◆ GIVEN EXERCISE:
Can you copy out the data exactly? Leave the images out.

◆ PROVIDED DATA:
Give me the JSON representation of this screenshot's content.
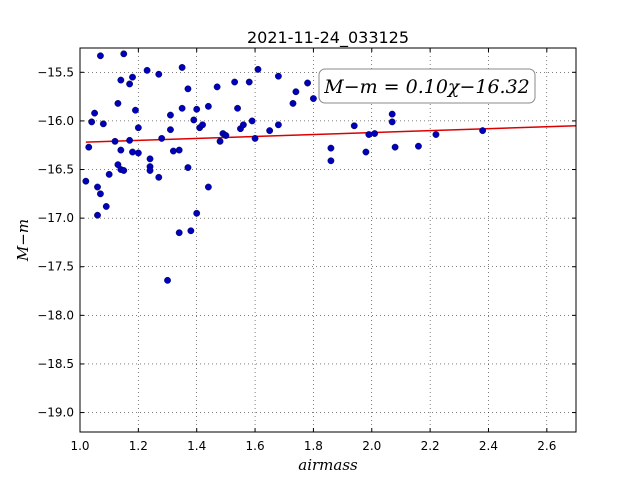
{
  "chart_data": {
    "type": "scatter",
    "title": "2021-11-24_033125",
    "xlabel": "airmass",
    "ylabel": "M−m",
    "xlim": [
      1.0,
      2.7
    ],
    "ylim": [
      -19.2,
      -15.25
    ],
    "y_inverted": true,
    "grid": true,
    "x_ticks": [
      1.0,
      1.2,
      1.4,
      1.6,
      1.8,
      2.0,
      2.2,
      2.4,
      2.6
    ],
    "x_tick_labels": [
      "1.0",
      "1.2",
      "1.4",
      "1.6",
      "1.8",
      "2.0",
      "2.2",
      "2.4",
      "2.6"
    ],
    "y_ticks": [
      -15.5,
      -16.0,
      -16.5,
      -17.0,
      -17.5,
      -18.0,
      -18.5,
      -19.0
    ],
    "y_tick_labels": [
      "−15.5",
      "−16.0",
      "−16.5",
      "−17.0",
      "−17.5",
      "−18.0",
      "−18.5",
      "−19.0"
    ],
    "annotation": "M−m = 0.10χ−16.32",
    "annotation_placement": "top-right",
    "fit_line": {
      "slope": 0.1,
      "intercept": -16.32,
      "color": "#dd0000"
    },
    "series": [
      {
        "marker_color": "#0000bb",
        "points": [
          {
            "x": 1.02,
            "y": -16.62
          },
          {
            "x": 1.03,
            "y": -16.27
          },
          {
            "x": 1.04,
            "y": -16.01
          },
          {
            "x": 1.05,
            "y": -15.92
          },
          {
            "x": 1.06,
            "y": -16.68
          },
          {
            "x": 1.06,
            "y": -16.97
          },
          {
            "x": 1.07,
            "y": -15.33
          },
          {
            "x": 1.07,
            "y": -16.75
          },
          {
            "x": 1.08,
            "y": -16.03
          },
          {
            "x": 1.09,
            "y": -16.88
          },
          {
            "x": 1.1,
            "y": -16.55
          },
          {
            "x": 1.12,
            "y": -16.21
          },
          {
            "x": 1.13,
            "y": -16.45
          },
          {
            "x": 1.13,
            "y": -15.82
          },
          {
            "x": 1.14,
            "y": -15.58
          },
          {
            "x": 1.14,
            "y": -16.5
          },
          {
            "x": 1.14,
            "y": -16.3
          },
          {
            "x": 1.15,
            "y": -15.31
          },
          {
            "x": 1.15,
            "y": -16.51
          },
          {
            "x": 1.17,
            "y": -16.2
          },
          {
            "x": 1.17,
            "y": -15.62
          },
          {
            "x": 1.18,
            "y": -15.55
          },
          {
            "x": 1.18,
            "y": -16.32
          },
          {
            "x": 1.19,
            "y": -15.89
          },
          {
            "x": 1.2,
            "y": -16.07
          },
          {
            "x": 1.2,
            "y": -16.33
          },
          {
            "x": 1.23,
            "y": -15.48
          },
          {
            "x": 1.24,
            "y": -16.39
          },
          {
            "x": 1.24,
            "y": -16.47
          },
          {
            "x": 1.24,
            "y": -16.51
          },
          {
            "x": 1.27,
            "y": -16.58
          },
          {
            "x": 1.27,
            "y": -15.52
          },
          {
            "x": 1.28,
            "y": -16.18
          },
          {
            "x": 1.3,
            "y": -17.64
          },
          {
            "x": 1.31,
            "y": -16.09
          },
          {
            "x": 1.31,
            "y": -15.94
          },
          {
            "x": 1.32,
            "y": -16.31
          },
          {
            "x": 1.34,
            "y": -16.3
          },
          {
            "x": 1.34,
            "y": -17.15
          },
          {
            "x": 1.35,
            "y": -15.45
          },
          {
            "x": 1.35,
            "y": -15.87
          },
          {
            "x": 1.37,
            "y": -16.48
          },
          {
            "x": 1.37,
            "y": -15.67
          },
          {
            "x": 1.38,
            "y": -17.13
          },
          {
            "x": 1.39,
            "y": -15.99
          },
          {
            "x": 1.4,
            "y": -15.88
          },
          {
            "x": 1.4,
            "y": -16.95
          },
          {
            "x": 1.41,
            "y": -16.07
          },
          {
            "x": 1.42,
            "y": -16.04
          },
          {
            "x": 1.44,
            "y": -15.85
          },
          {
            "x": 1.44,
            "y": -16.68
          },
          {
            "x": 1.47,
            "y": -15.65
          },
          {
            "x": 1.48,
            "y": -16.21
          },
          {
            "x": 1.49,
            "y": -16.13
          },
          {
            "x": 1.5,
            "y": -16.15
          },
          {
            "x": 1.53,
            "y": -15.6
          },
          {
            "x": 1.54,
            "y": -15.87
          },
          {
            "x": 1.55,
            "y": -16.08
          },
          {
            "x": 1.56,
            "y": -16.04
          },
          {
            "x": 1.58,
            "y": -15.6
          },
          {
            "x": 1.59,
            "y": -16.0
          },
          {
            "x": 1.6,
            "y": -16.18
          },
          {
            "x": 1.61,
            "y": -15.47
          },
          {
            "x": 1.65,
            "y": -16.1
          },
          {
            "x": 1.68,
            "y": -15.54
          },
          {
            "x": 1.68,
            "y": -16.04
          },
          {
            "x": 1.73,
            "y": -15.82
          },
          {
            "x": 1.74,
            "y": -15.7
          },
          {
            "x": 1.78,
            "y": -15.61
          },
          {
            "x": 1.8,
            "y": -15.77
          },
          {
            "x": 1.86,
            "y": -16.41
          },
          {
            "x": 1.86,
            "y": -16.28
          },
          {
            "x": 1.94,
            "y": -16.05
          },
          {
            "x": 1.98,
            "y": -16.32
          },
          {
            "x": 1.99,
            "y": -16.14
          },
          {
            "x": 2.01,
            "y": -16.13
          },
          {
            "x": 2.07,
            "y": -16.01
          },
          {
            "x": 2.07,
            "y": -15.93
          },
          {
            "x": 2.08,
            "y": -16.27
          },
          {
            "x": 2.16,
            "y": -16.26
          },
          {
            "x": 2.22,
            "y": -16.14
          },
          {
            "x": 2.38,
            "y": -16.1
          }
        ]
      }
    ]
  }
}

◆ EXERCISE ANSWER:
Give me the JSON representation of this screenshot's content.
{
  "chart_data": {
    "type": "scatter",
    "title": "2021-11-24_033125",
    "xlabel": "airmass",
    "ylabel": "M−m",
    "xlim": [
      1.0,
      2.7
    ],
    "ylim": [
      -19.2,
      -15.25
    ],
    "y_inverted": true,
    "grid": true,
    "x_ticks": [
      1.0,
      1.2,
      1.4,
      1.6,
      1.8,
      2.0,
      2.2,
      2.4,
      2.6
    ],
    "x_tick_labels": [
      "1.0",
      "1.2",
      "1.4",
      "1.6",
      "1.8",
      "2.0",
      "2.2",
      "2.4",
      "2.6"
    ],
    "y_ticks": [
      -15.5,
      -16.0,
      -16.5,
      -17.0,
      -17.5,
      -18.0,
      -18.5,
      -19.0
    ],
    "y_tick_labels": [
      "−15.5",
      "−16.0",
      "−16.5",
      "−17.0",
      "−17.5",
      "−18.0",
      "−18.5",
      "−19.0"
    ],
    "annotation": "M−m = 0.10χ−16.32",
    "annotation_placement": "top-right",
    "fit_line": {
      "slope": 0.1,
      "intercept": -16.32,
      "color": "#dd0000"
    },
    "series": [
      {
        "marker_color": "#0000bb",
        "points": [
          {
            "x": 1.02,
            "y": -16.62
          },
          {
            "x": 1.03,
            "y": -16.27
          },
          {
            "x": 1.04,
            "y": -16.01
          },
          {
            "x": 1.05,
            "y": -15.92
          },
          {
            "x": 1.06,
            "y": -16.68
          },
          {
            "x": 1.06,
            "y": -16.97
          },
          {
            "x": 1.07,
            "y": -15.33
          },
          {
            "x": 1.07,
            "y": -16.75
          },
          {
            "x": 1.08,
            "y": -16.03
          },
          {
            "x": 1.09,
            "y": -16.88
          },
          {
            "x": 1.1,
            "y": -16.55
          },
          {
            "x": 1.12,
            "y": -16.21
          },
          {
            "x": 1.13,
            "y": -16.45
          },
          {
            "x": 1.13,
            "y": -15.82
          },
          {
            "x": 1.14,
            "y": -15.58
          },
          {
            "x": 1.14,
            "y": -16.5
          },
          {
            "x": 1.14,
            "y": -16.3
          },
          {
            "x": 1.15,
            "y": -15.31
          },
          {
            "x": 1.15,
            "y": -16.51
          },
          {
            "x": 1.17,
            "y": -16.2
          },
          {
            "x": 1.17,
            "y": -15.62
          },
          {
            "x": 1.18,
            "y": -15.55
          },
          {
            "x": 1.18,
            "y": -16.32
          },
          {
            "x": 1.19,
            "y": -15.89
          },
          {
            "x": 1.2,
            "y": -16.07
          },
          {
            "x": 1.2,
            "y": -16.33
          },
          {
            "x": 1.23,
            "y": -15.48
          },
          {
            "x": 1.24,
            "y": -16.39
          },
          {
            "x": 1.24,
            "y": -16.47
          },
          {
            "x": 1.24,
            "y": -16.51
          },
          {
            "x": 1.27,
            "y": -16.58
          },
          {
            "x": 1.27,
            "y": -15.52
          },
          {
            "x": 1.28,
            "y": -16.18
          },
          {
            "x": 1.3,
            "y": -17.64
          },
          {
            "x": 1.31,
            "y": -16.09
          },
          {
            "x": 1.31,
            "y": -15.94
          },
          {
            "x": 1.32,
            "y": -16.31
          },
          {
            "x": 1.34,
            "y": -16.3
          },
          {
            "x": 1.34,
            "y": -17.15
          },
          {
            "x": 1.35,
            "y": -15.45
          },
          {
            "x": 1.35,
            "y": -15.87
          },
          {
            "x": 1.37,
            "y": -16.48
          },
          {
            "x": 1.37,
            "y": -15.67
          },
          {
            "x": 1.38,
            "y": -17.13
          },
          {
            "x": 1.39,
            "y": -15.99
          },
          {
            "x": 1.4,
            "y": -15.88
          },
          {
            "x": 1.4,
            "y": -16.95
          },
          {
            "x": 1.41,
            "y": -16.07
          },
          {
            "x": 1.42,
            "y": -16.04
          },
          {
            "x": 1.44,
            "y": -15.85
          },
          {
            "x": 1.44,
            "y": -16.68
          },
          {
            "x": 1.47,
            "y": -15.65
          },
          {
            "x": 1.48,
            "y": -16.21
          },
          {
            "x": 1.49,
            "y": -16.13
          },
          {
            "x": 1.5,
            "y": -16.15
          },
          {
            "x": 1.53,
            "y": -15.6
          },
          {
            "x": 1.54,
            "y": -15.87
          },
          {
            "x": 1.55,
            "y": -16.08
          },
          {
            "x": 1.56,
            "y": -16.04
          },
          {
            "x": 1.58,
            "y": -15.6
          },
          {
            "x": 1.59,
            "y": -16.0
          },
          {
            "x": 1.6,
            "y": -16.18
          },
          {
            "x": 1.61,
            "y": -15.47
          },
          {
            "x": 1.65,
            "y": -16.1
          },
          {
            "x": 1.68,
            "y": -15.54
          },
          {
            "x": 1.68,
            "y": -16.04
          },
          {
            "x": 1.73,
            "y": -15.82
          },
          {
            "x": 1.74,
            "y": -15.7
          },
          {
            "x": 1.78,
            "y": -15.61
          },
          {
            "x": 1.8,
            "y": -15.77
          },
          {
            "x": 1.86,
            "y": -16.41
          },
          {
            "x": 1.86,
            "y": -16.28
          },
          {
            "x": 1.94,
            "y": -16.05
          },
          {
            "x": 1.98,
            "y": -16.32
          },
          {
            "x": 1.99,
            "y": -16.14
          },
          {
            "x": 2.01,
            "y": -16.13
          },
          {
            "x": 2.07,
            "y": -16.01
          },
          {
            "x": 2.07,
            "y": -15.93
          },
          {
            "x": 2.08,
            "y": -16.27
          },
          {
            "x": 2.16,
            "y": -16.26
          },
          {
            "x": 2.22,
            "y": -16.14
          },
          {
            "x": 2.38,
            "y": -16.1
          }
        ]
      }
    ]
  }
}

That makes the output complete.